◆ Stated goal ◆
Every record must be written out once more, with nothing added or omitted.

◆ Data for this task ◆
__________

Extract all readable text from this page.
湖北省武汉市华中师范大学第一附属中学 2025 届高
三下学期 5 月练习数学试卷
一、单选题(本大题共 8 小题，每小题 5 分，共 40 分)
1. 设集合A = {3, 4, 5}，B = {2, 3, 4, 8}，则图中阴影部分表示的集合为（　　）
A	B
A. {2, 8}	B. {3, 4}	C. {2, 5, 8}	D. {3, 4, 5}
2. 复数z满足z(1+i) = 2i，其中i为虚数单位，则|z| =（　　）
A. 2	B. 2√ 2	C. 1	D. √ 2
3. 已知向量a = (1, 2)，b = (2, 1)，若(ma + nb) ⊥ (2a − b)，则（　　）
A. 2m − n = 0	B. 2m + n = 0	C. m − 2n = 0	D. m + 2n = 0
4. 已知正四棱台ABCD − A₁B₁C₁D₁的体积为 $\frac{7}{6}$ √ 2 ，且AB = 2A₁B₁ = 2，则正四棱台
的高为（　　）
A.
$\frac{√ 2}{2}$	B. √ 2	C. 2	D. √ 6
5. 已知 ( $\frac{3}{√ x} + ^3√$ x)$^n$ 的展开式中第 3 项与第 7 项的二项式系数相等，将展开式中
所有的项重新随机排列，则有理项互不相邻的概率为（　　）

__________

◆ Task output ◆
Extract all readable text from this page.
湖北省武汉市华中师范大学第一附属中学 2025 届高
三下学期 5 月练习数学试卷
一、单选题(本大题共 8 小题，每小题 5 分，共 40 分)
1. 设集合A = {3, 4, 5}，B = {2, 3, 4, 8}，则图中阴影部分表示的集合为（　　）
A	B
A. {2, 8}	B. {3, 4}	C. {2, 5, 8}	D. {3, 4, 5}
2. 复数z满足z(1+i) = 2i，其中i为虚数单位，则|z| =（　　）
A. 2	B. 2√ 2	C. 1	D. √ 2
3. 已知向量a = (1, 2)，b = (2, 1)，若(ma + nb) ⊥ (2a − b)，则（　　）
A. 2m − n = 0	B. 2m + n = 0	C. m − 2n = 0	D. m + 2n = 0
4. 已知正四棱台ABCD − A₁B₁C₁D₁的体积为 $\frac{7}{6}$ √ 2 ，且AB = 2A₁B₁ = 2，则正四棱台
的高为（　　）
A.
$\frac{√ 2}{2}$	B. √ 2	C. 2	D. √ 6
5. 已知 ( $\frac{3}{√ x} + ^3√$ x)$^n$ 的展开式中第 3 项与第 7 项的二项式系数相等，将展开式中
所有的项重新随机排列，则有理项互不相邻的概率为（　　）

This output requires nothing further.